__GIVEN PROBLEM__
Print every line of the material below word for word, leaving out the pictures.

__SUPPLIED INFORMATION__
## begin
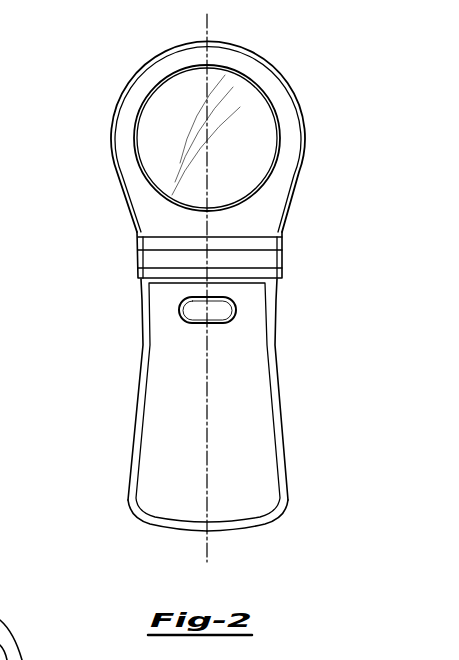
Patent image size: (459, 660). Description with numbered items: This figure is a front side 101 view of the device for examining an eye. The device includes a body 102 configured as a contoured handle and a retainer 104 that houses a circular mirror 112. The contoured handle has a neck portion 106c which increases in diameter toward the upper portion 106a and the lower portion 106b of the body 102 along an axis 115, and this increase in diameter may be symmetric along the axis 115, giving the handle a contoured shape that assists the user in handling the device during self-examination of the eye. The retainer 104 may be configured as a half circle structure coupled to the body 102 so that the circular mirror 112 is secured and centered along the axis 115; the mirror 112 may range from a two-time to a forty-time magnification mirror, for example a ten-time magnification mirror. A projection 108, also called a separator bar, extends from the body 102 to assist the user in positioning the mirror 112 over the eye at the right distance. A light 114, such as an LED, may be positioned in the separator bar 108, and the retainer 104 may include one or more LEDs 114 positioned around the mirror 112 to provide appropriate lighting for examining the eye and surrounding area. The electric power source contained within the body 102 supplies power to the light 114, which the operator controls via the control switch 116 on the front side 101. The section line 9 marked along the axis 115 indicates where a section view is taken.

The section line 9- 9 is at (217, 27).
The front side 101 is at (178, 447).
The body 102 is at (191, 396).
The retainer 104 is at (194, 116).
The upper portion 106a is at (285, 209).
The lower portion 106b is at (288, 504).
The neck portion 106c is at (277, 362).
The projection 108 is at (253, 259).
The mirror 112 is at (248, 106).
The light 114 is at (183, 93).
The axis 115 is at (213, 537).
The control switch 116 is at (163, 311).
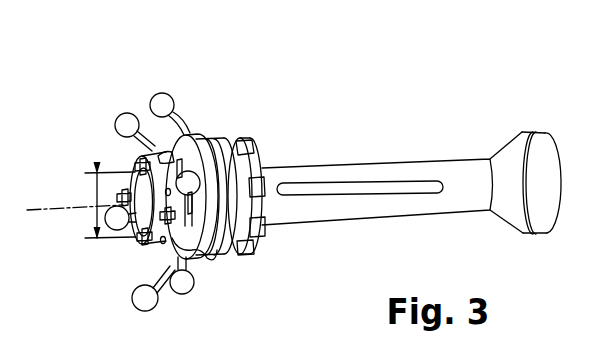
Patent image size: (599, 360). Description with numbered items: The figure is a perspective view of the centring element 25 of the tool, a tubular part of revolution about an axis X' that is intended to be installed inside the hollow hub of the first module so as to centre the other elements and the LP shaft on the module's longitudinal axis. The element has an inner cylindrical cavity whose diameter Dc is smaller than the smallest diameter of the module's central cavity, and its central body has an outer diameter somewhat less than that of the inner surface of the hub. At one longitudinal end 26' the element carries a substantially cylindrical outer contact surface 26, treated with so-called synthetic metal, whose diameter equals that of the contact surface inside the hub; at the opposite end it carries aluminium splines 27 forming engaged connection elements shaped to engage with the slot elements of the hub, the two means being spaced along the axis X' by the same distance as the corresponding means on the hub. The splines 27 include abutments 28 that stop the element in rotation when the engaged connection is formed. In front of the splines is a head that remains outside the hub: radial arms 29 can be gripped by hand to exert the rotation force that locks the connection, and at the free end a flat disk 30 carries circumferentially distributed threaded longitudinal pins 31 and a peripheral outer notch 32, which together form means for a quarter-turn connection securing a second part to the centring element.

The centring element 25 is at (266, 87).
The contact surface 26 is at (516, 144).
The longitudinal end 26' is at (548, 150).
The splines 27 is at (255, 255).
The abutments 28 is at (262, 217).
The radial arms 29 is at (162, 96).
The flat disk 30 is at (203, 250).
The threaded longitudinal pins 31 is at (140, 164).
The outer notch 32 is at (188, 227).
The diameter of the inner cylindrical cavity Dc is at (95, 234).
The axis X' is at (75, 194).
## end
__TASK RESULT__
Patent image size: (459, 660). Description with numbered items: This figure is a front side 101 view of the device for examining an eye. The device includes a body 102 configured as a contoured handle and a retainer 104 that houses a circular mirror 112. The contoured handle has a neck portion 106c which increases in diameter toward the upper portion 106a and the lower portion 106b of the body 102 along an axis 115, and this increase in diameter may be symmetric along the axis 115, giving the handle a contoured shape that assists the user in handling the device during self-examination of the eye. The retainer 104 may be configured as a half circle structure coupled to the body 102 so that the circular mirror 112 is secured and centered along the axis 115; the mirror 112 may range from a two-time to a forty-time magnification mirror, for example a ten-time magnification mirror. A projection 108, also called a separator bar, extends from the body 102 to assist the user in positioning the mirror 112 over the eye at the right distance. A light 114, such as an LED, may be positioned in the separator bar 108, and the retainer 104 may include one or more LEDs 114 positioned around the mirror 112 to provide appropriate lighting for examining the eye and surrounding area. The electric power source contained within the body 102 supplies power to the light 114, which the operator controls via the control switch 116 on the front side 101. The section line 9 marked along the axis 115 indicates where a section view is taken.

The section line 9- 9 is at (217, 27).
The front side 101 is at (178, 447).
The body 102 is at (191, 396).
The retainer 104 is at (194, 116).
The upper portion 106a is at (285, 209).
The lower portion 106b is at (288, 504).
The neck portion 106c is at (277, 362).
The projection 108 is at (253, 259).
The mirror 112 is at (248, 106).
The light 114 is at (183, 93).
The axis 115 is at (213, 537).
The control switch 116 is at (163, 311).
Patent image size: (599, 360). Description with numbered items: The figure is a perspective view of the centring element 25 of the tool, a tubular part of revolution about an axis X' that is intended to be installed inside the hollow hub of the first module so as to centre the other elements and the LP shaft on the module's longitudinal axis. The element has an inner cylindrical cavity whose diameter Dc is smaller than the smallest diameter of the module's central cavity, and its central body has an outer diameter somewhat less than that of the inner surface of the hub. At one longitudinal end 26' the element carries a substantially cylindrical outer contact surface 26, treated with so-called synthetic metal, whose diameter equals that of the contact surface inside the hub; at the opposite end it carries aluminium splines 27 forming engaged connection elements shaped to engage with the slot elements of the hub, the two means being spaced along the axis X' by the same distance as the corresponding means on the hub. The splines 27 include abutments 28 that stop the element in rotation when the engaged connection is formed. In front of the splines is a head that remains outside the hub: radial arms 29 can be gripped by hand to exert the rotation force that locks the connection, and at the free end a flat disk 30 carries circumferentially distributed threaded longitudinal pins 31 and a peripheral outer notch 32, which together form means for a quarter-turn connection securing a second part to the centring element.

The centring element 25 is at (266, 87).
The contact surface 26 is at (516, 144).
The longitudinal end 26' is at (548, 150).
The splines 27 is at (255, 255).
The abutments 28 is at (262, 217).
The radial arms 29 is at (162, 96).
The flat disk 30 is at (203, 250).
The threaded longitudinal pins 31 is at (140, 164).
The outer notch 32 is at (188, 227).
The diameter of the inner cylindrical cavity Dc is at (95, 234).
The axis X' is at (75, 194).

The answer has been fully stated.